>>>

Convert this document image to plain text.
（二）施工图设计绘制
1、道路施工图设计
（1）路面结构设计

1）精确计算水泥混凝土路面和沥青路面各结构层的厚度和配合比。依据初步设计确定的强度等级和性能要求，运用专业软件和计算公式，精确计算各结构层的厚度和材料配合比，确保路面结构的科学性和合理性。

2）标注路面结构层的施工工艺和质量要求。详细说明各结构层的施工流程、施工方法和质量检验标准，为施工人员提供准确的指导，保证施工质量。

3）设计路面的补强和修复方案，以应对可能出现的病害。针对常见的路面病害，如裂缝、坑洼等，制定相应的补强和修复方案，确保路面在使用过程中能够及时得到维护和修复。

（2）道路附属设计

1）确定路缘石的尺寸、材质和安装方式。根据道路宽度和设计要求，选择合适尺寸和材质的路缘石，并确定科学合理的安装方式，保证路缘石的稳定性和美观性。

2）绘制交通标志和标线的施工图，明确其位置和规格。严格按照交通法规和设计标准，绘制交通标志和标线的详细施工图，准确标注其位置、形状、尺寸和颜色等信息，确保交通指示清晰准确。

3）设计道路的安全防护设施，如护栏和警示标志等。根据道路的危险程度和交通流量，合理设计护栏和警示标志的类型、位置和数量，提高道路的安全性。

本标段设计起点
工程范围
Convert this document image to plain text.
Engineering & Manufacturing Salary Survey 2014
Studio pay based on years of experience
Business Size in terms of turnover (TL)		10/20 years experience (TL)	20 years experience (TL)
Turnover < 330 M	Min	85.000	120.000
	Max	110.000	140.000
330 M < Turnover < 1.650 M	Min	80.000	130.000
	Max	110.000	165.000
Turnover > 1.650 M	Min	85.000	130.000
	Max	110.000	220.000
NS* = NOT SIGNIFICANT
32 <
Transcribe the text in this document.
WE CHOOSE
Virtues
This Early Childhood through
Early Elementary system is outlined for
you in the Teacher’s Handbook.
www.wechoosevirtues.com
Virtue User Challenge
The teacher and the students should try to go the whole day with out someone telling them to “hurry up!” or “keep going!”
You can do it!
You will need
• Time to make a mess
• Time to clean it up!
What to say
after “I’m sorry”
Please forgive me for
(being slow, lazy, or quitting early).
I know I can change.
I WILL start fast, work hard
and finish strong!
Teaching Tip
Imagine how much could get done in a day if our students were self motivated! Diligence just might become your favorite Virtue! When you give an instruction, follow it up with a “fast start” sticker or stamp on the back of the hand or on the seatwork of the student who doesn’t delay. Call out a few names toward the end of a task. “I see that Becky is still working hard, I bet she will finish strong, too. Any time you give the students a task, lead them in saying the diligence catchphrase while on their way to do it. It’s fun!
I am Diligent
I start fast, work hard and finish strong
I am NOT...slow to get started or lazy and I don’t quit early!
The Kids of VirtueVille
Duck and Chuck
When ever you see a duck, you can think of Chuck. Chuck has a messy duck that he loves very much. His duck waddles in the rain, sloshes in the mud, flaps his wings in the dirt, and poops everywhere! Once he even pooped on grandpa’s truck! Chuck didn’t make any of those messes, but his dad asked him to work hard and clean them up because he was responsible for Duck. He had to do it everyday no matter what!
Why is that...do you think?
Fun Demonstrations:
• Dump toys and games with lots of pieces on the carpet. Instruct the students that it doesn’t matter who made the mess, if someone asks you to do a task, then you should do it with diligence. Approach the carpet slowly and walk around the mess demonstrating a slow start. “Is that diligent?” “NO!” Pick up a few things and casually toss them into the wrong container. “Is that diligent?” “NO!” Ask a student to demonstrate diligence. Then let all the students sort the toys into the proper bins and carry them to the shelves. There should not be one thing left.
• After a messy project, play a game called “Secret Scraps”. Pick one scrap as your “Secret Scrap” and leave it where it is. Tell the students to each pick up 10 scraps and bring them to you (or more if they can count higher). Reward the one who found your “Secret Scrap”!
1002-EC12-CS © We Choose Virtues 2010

<<<

** What to produce **
Write out every line exactly as it stands.

** Solved problem **
Convert this document image to plain text.
（二）施工图设计绘制
1、道路施工图设计
（1）路面结构设计

1）精确计算水泥混凝土路面和沥青路面各结构层的厚度和配合比。依据初步设计确定的强度等级和性能要求，运用专业软件和计算公式，精确计算各结构层的厚度和材料配合比，确保路面结构的科学性和合理性。

2）标注路面结构层的施工工艺和质量要求。详细说明各结构层的施工流程、施工方法和质量检验标准，为施工人员提供准确的指导，保证施工质量。

3）设计路面的补强和修复方案，以应对可能出现的病害。针对常见的路面病害，如裂缝、坑洼等，制定相应的补强和修复方案，确保路面在使用过程中能够及时得到维护和修复。

（2）道路附属设计

1）确定路缘石的尺寸、材质和安装方式。根据道路宽度和设计要求，选择合适尺寸和材质的路缘石，并确定科学合理的安装方式，保证路缘石的稳定性和美观性。

2）绘制交通标志和标线的施工图，明确其位置和规格。严格按照交通法规和设计标准，绘制交通标志和标线的详细施工图，准确标注其位置、形状、尺寸和颜色等信息，确保交通指示清晰准确。

3）设计道路的安全防护设施，如护栏和警示标志等。根据道路的危险程度和交通流量，合理设计护栏和警示标志的类型、位置和数量，提高道路的安全性。

本标段设计起点
工程范围
Convert this document image to plain text.
Engineering & Manufacturing Salary Survey 2014
Studio pay based on years of experience
Business Size in terms of turnover (TL)		10/20 years experience (TL)	20 years experience (TL)
Turnover < 330 M	Min	85.000	120.000
	Max	110.000	140.000
330 M < Turnover < 1.650 M	Min	80.000	130.000
	Max	110.000	165.000
Turnover > 1.650 M	Min	85.000	130.000
	Max	110.000	220.000
NS* = NOT SIGNIFICANT
32 <
Transcribe the text in this document.
WE CHOOSE
Virtues
This Early Childhood through
Early Elementary system is outlined for
you in the Teacher’s Handbook.
www.wechoosevirtues.com
Virtue User Challenge
The teacher and the students should try to go the whole day with out someone telling them to “hurry up!” or “keep going!”
You can do it!
You will need
• Time to make a mess
• Time to clean it up!
What to say
after “I’m sorry”
Please forgive me for
(being slow, lazy, or quitting early).
I know I can change.
I WILL start fast, work hard
and finish strong!
Teaching Tip
Imagine how much could get done in a day if our students were self motivated! Diligence just might become your favorite Virtue! When you give an instruction, follow it up with a “fast start” sticker or stamp on the back of the hand or on the seatwork of the student who doesn’t delay. Call out a few names toward the end of a task. “I see that Becky is still working hard, I bet she will finish strong, too. Any time you give the students a task, lead them in saying the diligence catchphrase while on their way to do it. It’s fun!
I am Diligent
I start fast, work hard and finish strong
I am NOT...slow to get started or lazy and I don’t quit early!
The Kids of VirtueVille
Duck and Chuck
When ever you see a duck, you can think of Chuck. Chuck has a messy duck that he loves very much. His duck waddles in the rain, sloshes in the mud, flaps his wings in the dirt, and poops everywhere! Once he even pooped on grandpa’s truck! Chuck didn’t make any of those messes, but his dad asked him to work hard and clean them up because he was responsible for Duck. He had to do it everyday no matter what!
Why is that...do you think?
Fun Demonstrations:
• Dump toys and games with lots of pieces on the carpet. Instruct the students that it doesn’t matter who made the mess, if someone asks you to do a task, then you should do it with diligence. Approach the carpet slowly and walk around the mess demonstrating a slow start. “Is that diligent?” “NO!” Pick up a few things and casually toss them into the wrong container. “Is that diligent?” “NO!” Ask a student to demonstrate diligence. Then let all the students sort the toys into the proper bins and carry them to the shelves. There should not be one thing left.
• After a messy project, play a game called “Secret Scraps”. Pick one scrap as your “Secret Scrap” and leave it where it is. Tell the students to each pick up 10 scraps and bring them to you (or more if they can count higher). Reward the one who found your “Secret Scrap”!
1002-EC12-CS © We Choose Virtues 2010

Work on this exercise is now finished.